-- begin Dataset content --

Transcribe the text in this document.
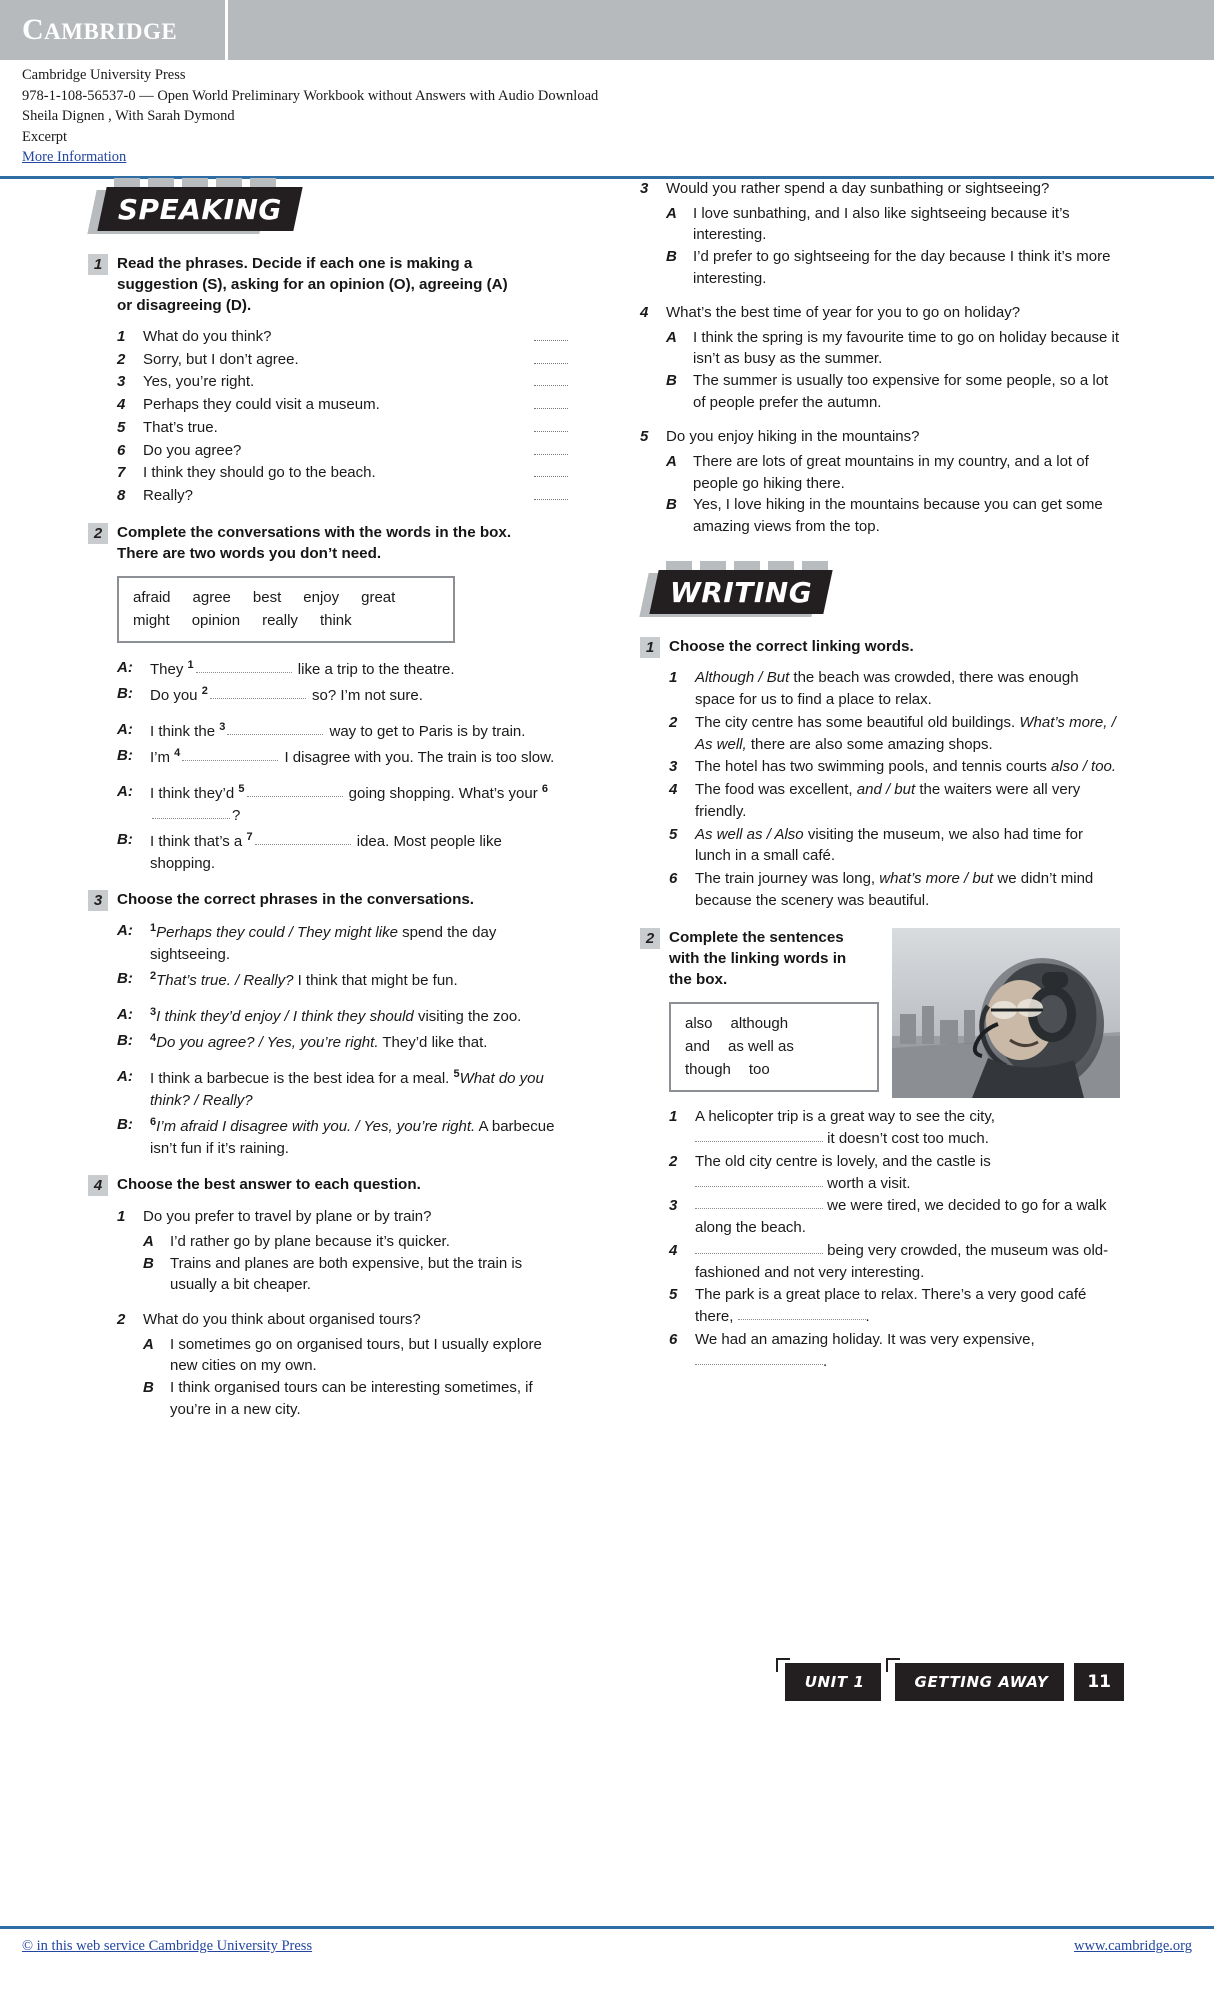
CAMBRIDGE
Cambridge University Press
978-1-108-56537-0 — Open World Preliminary Workbook without Answers with Audio Download
Sheila Dignen , With Sarah Dymond
Excerpt
More Information
SPEAKING
1 Read the phrases. Decide if each one is making a suggestion (S), asking for an opinion (O), agreeing (A) or disagreeing (D).
1	What do you think?
2	Sorry, but I don’t agree.
3	Yes, you’re right.
4	Perhaps they could visit a museum.
5	That’s true.
6	Do you agree?
7	I think they should go to the beach.
8	Really?
2 Complete the conversations with the words in the box. There are two words you don’t need.
afraid agree best enjoy great
might opinion really think
A:	They $^1$	like a trip to the theatre.
B:	Do you $^2$	so? I’m not sure.
A:	I think the $^3$	way to get to Paris is by train.
B:	I’m $^4$	I disagree with you. The train is too slow.
A:	I think they’d $^5$	going shopping. What’s your $^6$?
B:	I think that’s a $^7$	idea. Most people like shopping.
3 Choose the correct phrases in the conversations.
A:	$^1$Perhaps they could / They might like spend the day sightseeing.
B:	$^2$That’s true. / Really? I think that might be fun.
A:	$^3$I think they’d enjoy / I think they should visiting the zoo.
B:	$^4$Do you agree? / Yes, you’re right. They’d like that.
A:	I think a barbecue is the best idea for a meal. $^5$What do you think? / Really?
B:	$^6$I’m afraid I disagree with you. / Yes, you’re right. A barbecue isn’t fun if it’s raining.
4 Choose the best answer to each question.
1	Do you prefer to travel by plane or by train?
A	I’d rather go by plane because it’s quicker.
B	Trains and planes are both expensive, but the train is usually a bit cheaper.
2	What do you think about organised tours?
A	I sometimes go on organised tours, but I usually explore new cities on my own.
B	I think organised tours can be interesting sometimes, if you’re in a new city.
3	Would you rather spend a day sunbathing or sightseeing?
A	I love sunbathing, and I also like sightseeing because it’s interesting.
B	I’d prefer to go sightseeing for the day because I think it’s more interesting.
4	What’s the best time of year for you to go on holiday?
A	I think the spring is my favourite time to go on holiday because it isn’t as busy as the summer.
B	The summer is usually too expensive for some people, so a lot of people prefer the autumn.
5	Do you enjoy hiking in the mountains?
A	There are lots of great mountains in my country, and a lot of people go hiking there.
B	Yes, I love hiking in the mountains because you can get some amazing views from the top.
WRITING
1 Choose the correct linking words.
1	Although / But the beach was crowded, there was enough space for us to find a place to relax.
2	The city centre has some beautiful old buildings. What’s more, / As well, there are also some amazing shops.
3	The hotel has two swimming pools, and tennis courts also / too.
4	The food was excellent, and / but the waiters were all very friendly.
5	As well as / Also visiting the museum, we also had time for lunch in a small café.
6	The train journey was long, what’s more / but we didn’t mind because the scenery was beautiful.
2 Complete the sentences with the linking words in the box.
also although
and as well as
though too
1	A helicopter trip is a great way to see the city,  it doesn’t cost too much.
2	The old city centre is lovely, and the castle is  worth a visit.
3	we were tired, we decided to go for a walk along the beach.
4	being very crowded, the museum was old-fashioned and not very interesting.
5	The park is a great place to relax. There’s a very good café there,	.
6	We had an amazing holiday. It was very expensive, .
UNIT 1	GETTING AWAY	11
© in this web service Cambridge University Press	www.cambridge.org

-- end Dataset content --

■ What is being asked
Print out the material word for word, omitting the pictures.

■ Answer in full
Transcribe the text in this document.
CAMBRIDGE
Cambridge University Press
978-1-108-56537-0 — Open World Preliminary Workbook without Answers with Audio Download
Sheila Dignen , With Sarah Dymond
Excerpt
More Information
SPEAKING
1 Read the phrases. Decide if each one is making a suggestion (S), asking for an opinion (O), agreeing (A) or disagreeing (D).
1	What do you think?
2	Sorry, but I don’t agree.
3	Yes, you’re right.
4	Perhaps they could visit a museum.
5	That’s true.
6	Do you agree?
7	I think they should go to the beach.
8	Really?
2 Complete the conversations with the words in the box. There are two words you don’t need.
afraid agree best enjoy great
might opinion really think
A:	They $^1$	like a trip to the theatre.
B:	Do you $^2$	so? I’m not sure.
A:	I think the $^3$	way to get to Paris is by train.
B:	I’m $^4$	I disagree with you. The train is too slow.
A:	I think they’d $^5$	going shopping. What’s your $^6$?
B:	I think that’s a $^7$	idea. Most people like shopping.
3 Choose the correct phrases in the conversations.
A:	$^1$Perhaps they could / They might like spend the day sightseeing.
B:	$^2$That’s true. / Really? I think that might be fun.
A:	$^3$I think they’d enjoy / I think they should visiting the zoo.
B:	$^4$Do you agree? / Yes, you’re right. They’d like that.
A:	I think a barbecue is the best idea for a meal. $^5$What do you think? / Really?
B:	$^6$I’m afraid I disagree with you. / Yes, you’re right. A barbecue isn’t fun if it’s raining.
4 Choose the best answer to each question.
1	Do you prefer to travel by plane or by train?
A	I’d rather go by plane because it’s quicker.
B	Trains and planes are both expensive, but the train is usually a bit cheaper.
2	What do you think about organised tours?
A	I sometimes go on organised tours, but I usually explore new cities on my own.
B	I think organised tours can be interesting sometimes, if you’re in a new city.
3	Would you rather spend a day sunbathing or sightseeing?
A	I love sunbathing, and I also like sightseeing because it’s interesting.
B	I’d prefer to go sightseeing for the day because I think it’s more interesting.
4	What’s the best time of year for you to go on holiday?
A	I think the spring is my favourite time to go on holiday because it isn’t as busy as the summer.
B	The summer is usually too expensive for some people, so a lot of people prefer the autumn.
5	Do you enjoy hiking in the mountains?
A	There are lots of great mountains in my country, and a lot of people go hiking there.
B	Yes, I love hiking in the mountains because you can get some amazing views from the top.
WRITING
1 Choose the correct linking words.
1	Although / But the beach was crowded, there was enough space for us to find a place to relax.
2	The city centre has some beautiful old buildings. What’s more, / As well, there are also some amazing shops.
3	The hotel has two swimming pools, and tennis courts also / too.
4	The food was excellent, and / but the waiters were all very friendly.
5	As well as / Also visiting the museum, we also had time for lunch in a small café.
6	The train journey was long, what’s more / but we didn’t mind because the scenery was beautiful.
2 Complete the sentences with the linking words in the box.
also although
and as well as
though too
1	A helicopter trip is a great way to see the city,  it doesn’t cost too much.
2	The old city centre is lovely, and the castle is  worth a visit.
3	we were tired, we decided to go for a walk along the beach.
4	being very crowded, the museum was old-fashioned and not very interesting.
5	The park is a great place to relax. There’s a very good café there,	.
6	We had an amazing holiday. It was very expensive, .
UNIT 1	GETTING AWAY	11
© in this web service Cambridge University Press	www.cambridge.org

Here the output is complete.